== GOAL OF THE EXERCISE ==
Lines containing the string "JSON" are to be counted. Write only how many there are.

Figure record listings:
+++++

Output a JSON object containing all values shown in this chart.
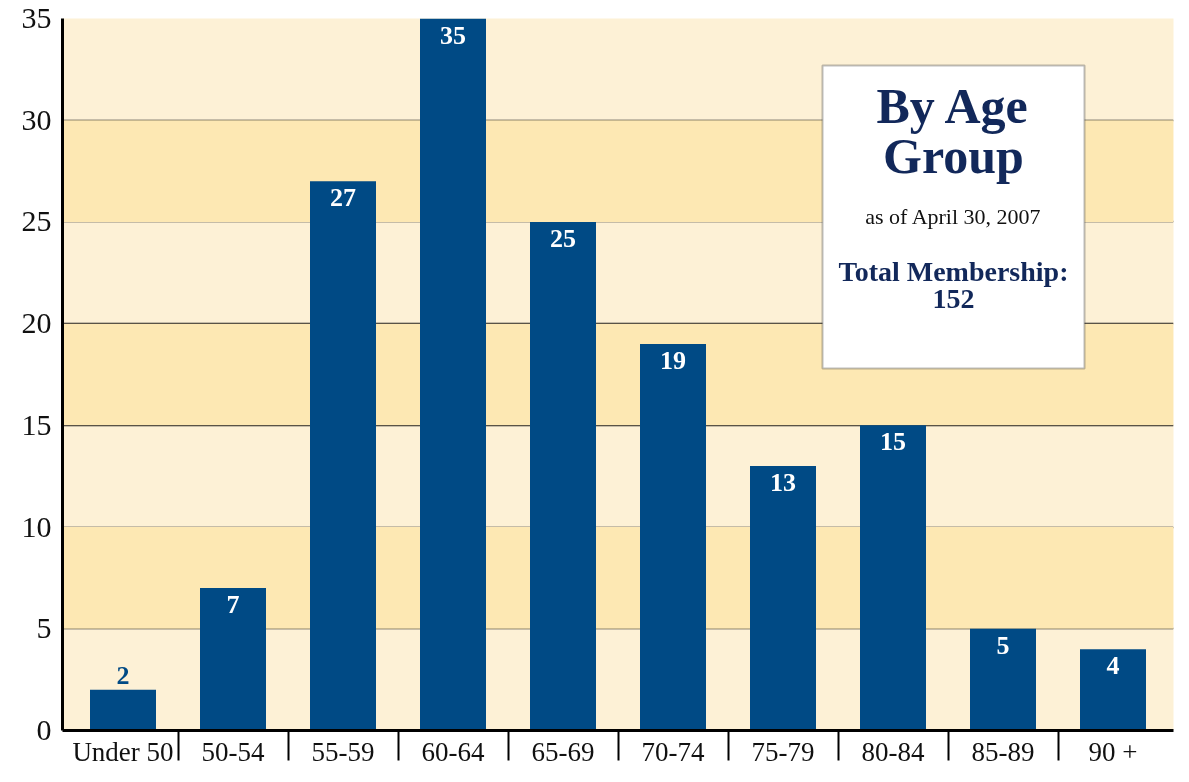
{
  "chart_data": {
    "type": "bar",
    "title": "By Age Group",
    "subtitle": "as of April 30, 2007",
    "annotations": [
      "Total Membership:\n152"
    ],
    "categories": [
      "Under 50",
      "50-54",
      "55-59",
      "60-64",
      "65-69",
      "70-74",
      "75-79",
      "80-84",
      "85-89",
      "90 +"
    ],
    "values": [
      2,
      7,
      27,
      35,
      25,
      19,
      13,
      15,
      5,
      4
    ],
    "color": "#004a85",
    "ylim": [
      0,
      35
    ],
    "yticks": [
      0,
      5,
      10,
      15,
      20,
      25,
      30,
      35
    ],
    "grid": "y",
    "data_labels": true,
    "bands": [
      {
        "axis": "y",
        "from": 5,
        "to": 10,
        "color": "#fde8b3"
      },
      {
        "axis": "y",
        "from": 15,
        "to": 20,
        "color": "#fde8b3"
      },
      {
        "axis": "y",
        "from": 25,
        "to": 30,
        "color": "#fde8b3"
      }
    ]
  }
}
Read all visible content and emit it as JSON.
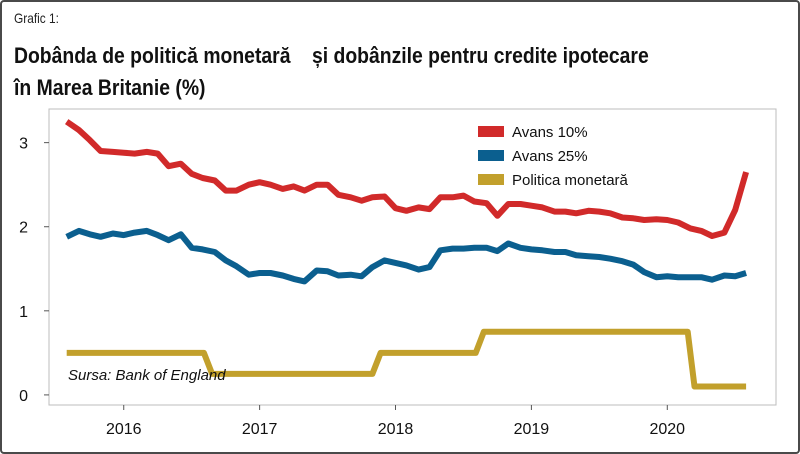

+++++

== RESULT BELOW ==
2